-------- Study text

Dženan Haračić

Personal information
- Date of birth: 30 July 1994 (age 31)
- Place of birth: Bugojno, Bosnia and Herzegovina
- Height: 1.85 m (6 ft 1 in)
- Position: Centre-forward

Team information
- Current team: Travnik
- Number: 9

Youth career
- 0000–2012: Iskra Bugojno

Senior career*
- Years: Team / Apps / (Gls)
- 2012–2013: Iskra Bugojno / 17 / (5)
- 2013–2015: Slaven Belupo / 3 / (0)
- 2014: → Koprivnica (loan) / 3 / (0)
- 2014: → Segesta (loan) / 11 / (1)
- 2015: Zvijezda Gradačac / 6 / (0)
- 2015–2016: Koprivnica / 6 / (0)
- 2016–2017: Neretvanac Opuzen / 5 / (3)
- 2017–2018: Čapljina / 30 / (9)
- 2018–2020: Metalleghe-BSI / 55 / (32)
- 2020–2021: Jedinstvo Bihać / 14 / (6)
- 2021–2022: GOŠK Gabela / 44 / (33)
- 2022–2024: Željezničar / 45 / (6)
- 2024: Sloboda Tuzla / 9 / (0)
- 2025–: Travnik / 26 / (9)

= Dženan Haračić =

Bosnian footballer (born 1994)

Dženan Haračić (born 30 July 1994) is a Bosnian professional footballer who plays as a centre-forward for First League of FBiH club Travnik.

----------------
-------- Dataset records

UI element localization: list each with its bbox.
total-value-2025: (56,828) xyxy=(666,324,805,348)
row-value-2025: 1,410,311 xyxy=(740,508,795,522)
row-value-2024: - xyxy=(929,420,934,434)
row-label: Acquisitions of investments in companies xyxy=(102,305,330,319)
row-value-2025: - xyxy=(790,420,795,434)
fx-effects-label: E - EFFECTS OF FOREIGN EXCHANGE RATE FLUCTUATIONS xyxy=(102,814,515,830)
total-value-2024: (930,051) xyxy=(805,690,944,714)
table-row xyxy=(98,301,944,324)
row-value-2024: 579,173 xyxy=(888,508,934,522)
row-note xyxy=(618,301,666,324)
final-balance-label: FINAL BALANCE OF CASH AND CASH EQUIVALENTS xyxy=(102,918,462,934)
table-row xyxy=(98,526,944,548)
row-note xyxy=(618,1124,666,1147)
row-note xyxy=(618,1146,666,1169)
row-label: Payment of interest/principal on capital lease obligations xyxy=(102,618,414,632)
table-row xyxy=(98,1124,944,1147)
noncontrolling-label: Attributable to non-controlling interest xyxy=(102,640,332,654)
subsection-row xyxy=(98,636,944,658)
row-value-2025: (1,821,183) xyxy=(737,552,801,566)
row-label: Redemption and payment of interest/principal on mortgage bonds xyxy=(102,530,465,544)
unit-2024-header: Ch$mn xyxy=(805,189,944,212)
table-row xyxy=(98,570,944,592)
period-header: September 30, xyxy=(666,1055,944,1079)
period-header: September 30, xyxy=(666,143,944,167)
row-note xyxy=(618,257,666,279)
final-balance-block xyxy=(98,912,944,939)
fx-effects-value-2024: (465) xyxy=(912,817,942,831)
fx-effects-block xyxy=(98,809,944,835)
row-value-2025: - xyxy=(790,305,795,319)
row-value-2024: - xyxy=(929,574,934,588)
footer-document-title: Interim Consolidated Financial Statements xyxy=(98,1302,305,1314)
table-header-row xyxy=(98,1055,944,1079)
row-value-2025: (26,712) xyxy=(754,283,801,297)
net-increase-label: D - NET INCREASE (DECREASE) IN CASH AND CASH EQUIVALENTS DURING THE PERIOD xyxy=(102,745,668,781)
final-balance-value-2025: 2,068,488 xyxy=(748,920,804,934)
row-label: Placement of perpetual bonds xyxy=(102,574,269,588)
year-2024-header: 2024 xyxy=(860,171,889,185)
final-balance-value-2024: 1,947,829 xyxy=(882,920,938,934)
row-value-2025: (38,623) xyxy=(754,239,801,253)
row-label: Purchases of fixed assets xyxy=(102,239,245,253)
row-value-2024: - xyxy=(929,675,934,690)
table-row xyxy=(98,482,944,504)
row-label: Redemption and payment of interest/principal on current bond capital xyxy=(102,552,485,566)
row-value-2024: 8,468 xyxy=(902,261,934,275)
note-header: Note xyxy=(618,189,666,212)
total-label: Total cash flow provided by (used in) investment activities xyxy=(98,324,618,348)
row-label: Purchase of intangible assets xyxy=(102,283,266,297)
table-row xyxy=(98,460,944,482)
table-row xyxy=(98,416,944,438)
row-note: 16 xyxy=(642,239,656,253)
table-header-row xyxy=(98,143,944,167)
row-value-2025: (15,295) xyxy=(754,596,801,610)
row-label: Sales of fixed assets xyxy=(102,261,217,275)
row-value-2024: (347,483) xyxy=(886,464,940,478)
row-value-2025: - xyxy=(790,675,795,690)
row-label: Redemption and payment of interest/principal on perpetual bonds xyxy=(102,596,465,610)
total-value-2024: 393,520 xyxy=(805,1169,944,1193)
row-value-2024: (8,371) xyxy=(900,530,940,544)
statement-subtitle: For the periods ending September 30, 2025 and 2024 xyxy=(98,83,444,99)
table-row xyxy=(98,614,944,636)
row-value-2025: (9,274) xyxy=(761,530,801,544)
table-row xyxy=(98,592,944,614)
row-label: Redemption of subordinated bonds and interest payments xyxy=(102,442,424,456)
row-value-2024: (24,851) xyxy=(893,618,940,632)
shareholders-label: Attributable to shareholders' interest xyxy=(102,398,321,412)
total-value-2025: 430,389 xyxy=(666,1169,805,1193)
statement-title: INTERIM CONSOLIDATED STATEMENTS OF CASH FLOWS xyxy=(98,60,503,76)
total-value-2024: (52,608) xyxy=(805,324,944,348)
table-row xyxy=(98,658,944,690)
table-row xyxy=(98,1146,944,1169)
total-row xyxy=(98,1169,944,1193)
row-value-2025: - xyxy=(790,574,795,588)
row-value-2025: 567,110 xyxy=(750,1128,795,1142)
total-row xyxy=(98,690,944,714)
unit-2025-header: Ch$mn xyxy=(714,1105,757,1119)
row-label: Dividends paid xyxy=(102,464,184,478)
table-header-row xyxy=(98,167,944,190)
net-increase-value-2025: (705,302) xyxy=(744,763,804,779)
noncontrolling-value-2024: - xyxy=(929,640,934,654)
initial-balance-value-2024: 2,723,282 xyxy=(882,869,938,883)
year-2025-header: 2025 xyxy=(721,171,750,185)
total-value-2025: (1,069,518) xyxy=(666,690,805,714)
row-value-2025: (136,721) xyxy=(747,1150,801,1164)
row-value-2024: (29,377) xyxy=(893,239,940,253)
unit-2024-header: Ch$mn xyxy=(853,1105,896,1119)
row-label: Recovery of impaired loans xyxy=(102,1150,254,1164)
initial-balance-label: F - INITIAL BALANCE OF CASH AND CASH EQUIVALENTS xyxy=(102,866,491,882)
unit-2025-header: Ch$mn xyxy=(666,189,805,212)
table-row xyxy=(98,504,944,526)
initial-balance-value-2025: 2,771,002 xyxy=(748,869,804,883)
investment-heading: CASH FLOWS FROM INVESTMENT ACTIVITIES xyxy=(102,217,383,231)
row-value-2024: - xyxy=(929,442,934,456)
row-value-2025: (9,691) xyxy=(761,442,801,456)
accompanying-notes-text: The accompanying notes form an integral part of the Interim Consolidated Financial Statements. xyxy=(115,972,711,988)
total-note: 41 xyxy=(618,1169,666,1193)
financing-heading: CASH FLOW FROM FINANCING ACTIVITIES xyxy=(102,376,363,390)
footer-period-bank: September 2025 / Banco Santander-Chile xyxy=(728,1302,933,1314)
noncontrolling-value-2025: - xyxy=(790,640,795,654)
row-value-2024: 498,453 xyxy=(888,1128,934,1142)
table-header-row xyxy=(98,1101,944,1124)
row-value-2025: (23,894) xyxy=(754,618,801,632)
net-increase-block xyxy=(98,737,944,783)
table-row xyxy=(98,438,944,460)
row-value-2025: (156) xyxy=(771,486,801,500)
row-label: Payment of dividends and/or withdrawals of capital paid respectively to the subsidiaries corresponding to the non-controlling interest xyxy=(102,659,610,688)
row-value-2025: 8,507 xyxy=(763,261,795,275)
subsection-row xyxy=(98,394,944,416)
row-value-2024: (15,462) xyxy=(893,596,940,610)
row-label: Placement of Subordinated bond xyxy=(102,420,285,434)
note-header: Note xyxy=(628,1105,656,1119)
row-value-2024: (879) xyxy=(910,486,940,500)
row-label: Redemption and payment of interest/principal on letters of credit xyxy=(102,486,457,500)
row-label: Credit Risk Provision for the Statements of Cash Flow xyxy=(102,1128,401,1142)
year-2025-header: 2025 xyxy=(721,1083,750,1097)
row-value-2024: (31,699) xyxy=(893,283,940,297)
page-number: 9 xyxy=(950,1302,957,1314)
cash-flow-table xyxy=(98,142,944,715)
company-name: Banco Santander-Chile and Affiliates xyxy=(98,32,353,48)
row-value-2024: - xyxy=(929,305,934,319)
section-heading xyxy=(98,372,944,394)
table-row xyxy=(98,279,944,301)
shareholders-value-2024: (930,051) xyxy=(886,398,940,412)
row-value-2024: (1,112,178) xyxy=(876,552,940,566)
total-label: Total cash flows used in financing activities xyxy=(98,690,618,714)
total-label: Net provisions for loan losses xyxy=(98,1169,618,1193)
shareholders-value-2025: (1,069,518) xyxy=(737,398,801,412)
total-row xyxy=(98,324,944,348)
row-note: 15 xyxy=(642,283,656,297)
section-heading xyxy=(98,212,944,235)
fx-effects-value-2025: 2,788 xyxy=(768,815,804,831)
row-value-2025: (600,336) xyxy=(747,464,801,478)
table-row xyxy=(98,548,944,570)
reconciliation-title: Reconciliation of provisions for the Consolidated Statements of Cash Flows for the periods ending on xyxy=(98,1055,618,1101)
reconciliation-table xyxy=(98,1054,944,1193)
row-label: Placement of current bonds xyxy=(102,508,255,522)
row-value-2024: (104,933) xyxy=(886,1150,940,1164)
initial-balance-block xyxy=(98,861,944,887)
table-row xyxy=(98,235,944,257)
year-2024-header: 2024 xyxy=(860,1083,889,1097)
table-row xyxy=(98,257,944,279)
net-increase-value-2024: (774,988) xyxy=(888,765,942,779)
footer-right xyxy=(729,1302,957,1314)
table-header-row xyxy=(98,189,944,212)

----------------

_Exercise_
Continue the profile of footballer Dženan Haračić from its last sentence.

_Result of this exercise_
==Career==
Haračić was born on 30 July 1994 in Bugojno. He progressed through all the youth ranks of hometown club Iskra, before moving to Croatian side Slaven Belupo in 2013. He then spent time on loan at Koprivnica and Segesta. Haračić went on to play for several clubs, including Zvijezda Gradačac, Neretvanac Opuzen, Čapljina, Metalleghe-BSI, Jedinstvo Bihać and GOŠK Gabela.

In the 2021–22 season, GOŠK finished second in the Bosnian second tier; Haračić played 28 games and scored 21 goals, finishing as the league's top scorer for a second season in a row.

In June 2022, Haračić signed with Željezničar.